Entries from a dataset
◆ ◆ ◆ ◆ ◆ ◆ ◆

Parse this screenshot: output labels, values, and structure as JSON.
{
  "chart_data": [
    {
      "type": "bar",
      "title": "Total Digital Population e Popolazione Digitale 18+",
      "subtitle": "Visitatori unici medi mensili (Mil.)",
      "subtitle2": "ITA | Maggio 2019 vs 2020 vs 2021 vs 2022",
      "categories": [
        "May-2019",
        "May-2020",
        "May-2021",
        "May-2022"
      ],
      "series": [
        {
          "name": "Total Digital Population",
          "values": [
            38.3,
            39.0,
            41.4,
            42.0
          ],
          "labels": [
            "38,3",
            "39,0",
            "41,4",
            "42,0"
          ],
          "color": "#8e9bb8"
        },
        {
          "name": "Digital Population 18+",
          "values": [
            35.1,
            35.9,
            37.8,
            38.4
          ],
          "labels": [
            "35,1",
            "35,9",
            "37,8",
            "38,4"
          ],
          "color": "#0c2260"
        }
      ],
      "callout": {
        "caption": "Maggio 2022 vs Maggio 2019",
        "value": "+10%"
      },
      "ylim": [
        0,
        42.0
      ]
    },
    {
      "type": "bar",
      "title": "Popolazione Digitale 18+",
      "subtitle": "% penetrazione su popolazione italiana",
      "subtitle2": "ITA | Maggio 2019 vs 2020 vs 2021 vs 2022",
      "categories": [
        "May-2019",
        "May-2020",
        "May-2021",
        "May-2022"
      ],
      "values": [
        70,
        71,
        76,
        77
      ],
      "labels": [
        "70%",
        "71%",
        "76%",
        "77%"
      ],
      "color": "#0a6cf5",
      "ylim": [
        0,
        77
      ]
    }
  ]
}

◆ ◆ ◆ ◆ ◆ ◆ ◆

**TASK STATEMENT**
Identify the lines above with the word "Total". Copy them.

**RESULT OF THE TASK**
      "title": "Total Digital Population e Popolazione Digitale 18+",
          "name": "Total Digital Population",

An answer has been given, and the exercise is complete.